▶ **READING PASSAGE**:

+---+

Figure 2. Locations of data collection areas.

Figure 3. Distribution maps of machine learning dataset in the area affected by the Heavy Rain Event of July 2018.

Figure 4. Distribution maps of machine learning dataset in the area affected by Typhoon Hagibis.

Landslide occurrence depends on temporal variation in rainfall. In this study, considering the effects of both long- and short-term rainfall, the rainfall index proposed by Nakai et al. (2006) was used as a feature to represent the rainfall intensity. The rainfall index has a good correlation with the occurrence of rainfall-induced landslides (Moriwaki et al. 2019). The rainfall index R^’ is calculated as follows: (1) $R_{\mathrm{fw}}=\sqrt{{(R_1-R_w)}^2+a^2{(r_1-r_w)}^2}$(1) (2) $R^{\mathrm{\prime }}=R_{\mathrm{fw}0}-R_{\mathrm{fw}}$(2) where R_w is the long-term effective rainfall with a half-time value period of 72 h, r_w is the short-term effective rainfall with a half-time value period of 1.5 h, R₁ and r₁ are the reference values for long- and short-term effective rainfall, respectively, a is the weighting factor, and R_fw0 is the R_fw calculated when R_w = r_w = 0. The half-time value periods of the long- and short-term effective rainfall represent the regional characteristics of the surface and subsurface rainfall-runoff processes, respectively. Takahashi et al. (2000) studied on the relationship among landslide occurrences, regional differences and half-time value period of effective rainfall, and revealed that the long-term effective rainfall with a half-time value period of 72 h is appropriate for the granite area, which is widely distributed in the data collection areas for ML, as described below. In addition, Terada and Nakaya (2001) reported that short-term effective rainfall with a half-time value period of 1.5 h can be applied regardless of regional characteristics. R₁, r₁ and a were set to 600, 200 mm and 3, respectively. The rainfall index calculated with these values of R₁, r₁, a and half-time value periods is correlated with landslide occurrences triggered by rainfall in Japan (Moriwaki et al. 2019).

+---+

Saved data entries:
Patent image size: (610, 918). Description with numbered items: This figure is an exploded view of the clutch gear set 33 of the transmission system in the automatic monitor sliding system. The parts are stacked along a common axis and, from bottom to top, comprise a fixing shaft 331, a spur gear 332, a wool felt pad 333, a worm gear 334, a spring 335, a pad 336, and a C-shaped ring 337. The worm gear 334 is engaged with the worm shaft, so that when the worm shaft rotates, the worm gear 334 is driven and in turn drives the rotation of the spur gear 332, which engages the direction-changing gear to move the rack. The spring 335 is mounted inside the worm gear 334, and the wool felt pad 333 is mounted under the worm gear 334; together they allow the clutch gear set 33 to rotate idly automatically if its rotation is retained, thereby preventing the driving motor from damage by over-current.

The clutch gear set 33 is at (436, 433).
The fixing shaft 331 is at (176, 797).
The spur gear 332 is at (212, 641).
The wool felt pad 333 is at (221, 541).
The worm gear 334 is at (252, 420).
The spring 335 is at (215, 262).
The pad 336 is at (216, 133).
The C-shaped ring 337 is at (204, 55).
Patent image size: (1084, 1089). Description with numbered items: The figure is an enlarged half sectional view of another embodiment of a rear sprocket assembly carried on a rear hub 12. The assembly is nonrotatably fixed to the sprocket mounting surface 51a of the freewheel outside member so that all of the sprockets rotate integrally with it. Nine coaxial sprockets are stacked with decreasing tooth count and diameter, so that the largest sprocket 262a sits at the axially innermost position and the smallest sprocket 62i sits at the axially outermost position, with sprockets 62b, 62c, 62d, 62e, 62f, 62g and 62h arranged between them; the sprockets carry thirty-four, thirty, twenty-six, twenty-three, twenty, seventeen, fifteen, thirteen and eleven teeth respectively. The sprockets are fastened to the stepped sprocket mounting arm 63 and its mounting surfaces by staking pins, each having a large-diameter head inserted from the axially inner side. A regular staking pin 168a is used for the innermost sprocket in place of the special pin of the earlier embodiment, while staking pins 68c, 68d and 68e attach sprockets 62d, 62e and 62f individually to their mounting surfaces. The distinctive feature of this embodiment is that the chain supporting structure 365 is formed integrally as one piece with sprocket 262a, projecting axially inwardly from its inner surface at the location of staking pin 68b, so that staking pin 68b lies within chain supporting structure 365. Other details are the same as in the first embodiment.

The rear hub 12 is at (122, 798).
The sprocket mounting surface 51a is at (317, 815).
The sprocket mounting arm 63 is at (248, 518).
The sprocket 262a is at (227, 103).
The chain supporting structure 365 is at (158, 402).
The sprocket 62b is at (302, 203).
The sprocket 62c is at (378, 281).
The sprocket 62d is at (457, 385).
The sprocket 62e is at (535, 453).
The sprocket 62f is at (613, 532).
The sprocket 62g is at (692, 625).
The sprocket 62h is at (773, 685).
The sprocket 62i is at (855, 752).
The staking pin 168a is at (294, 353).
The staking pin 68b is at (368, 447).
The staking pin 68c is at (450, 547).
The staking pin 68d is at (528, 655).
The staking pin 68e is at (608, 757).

+---+

▶ **ACTIONS TO TAKE**:
**A.** Which studies does the rainfall-index passage cite? List each one once, with its year.
**B.** Write the next part of the rainfall-index passage, picking up after its final sentence.

▶ **ANSWERS FOR THIS EXERCISE**:
**A.**
Nakai et al. (2006)
Moriwaki et al. (2019)
Takahashi et al. (2000)
Terada and Nakaya (2001)

**B.**
The rainfall index distributions in the data collection areas, shown in Figures 3(b) and 4(b), were computed based on the rainfall data observed by the eXtended RAdar Information Network (XRAIN) using X- and C-band multi-parameter radars provided by the Ministry of Land, Infrastructure and Transport (MLIT) (2010). Distribution maps of elevation, slope angle, TRI, and general curvature were obtained based on the digital elevation model with a 10 m resolution provided by GSI (2016). A 1/25,000 vegetation map based on field investigations and aerial photographs provided by the Biodiversity Center of Japan was processed using GIS. Distribution maps of the topography, soil and lithology were developed based on the 1/200,000 national land survey provided by the MLIT. Decomposed granite soil (i.e. Masado), which is formed by weathered granite belonging to plutonic rock and can significantly lose strength when submerged, is widely distributed in the two data collection areas (Irasawa et al. 2020; Miura and O-hara 1979). Finally, 109,703 landslide and 19,696,111 non-landslide grid data points were obtained to develop ML-based landslide prediction models. As shown in Region A of Figure 3, although the rainfall index was relatively low, many landslides occurred because of a combination of landslide-prone conditions, such as a large slope angle and plutonic rock, which are recognised as major factors in rainfall-induced landslides (Kaihara et al. 2022). The occurrence of rainfall-induced landslides depends on complex interactions between various conditioning and triggering factors.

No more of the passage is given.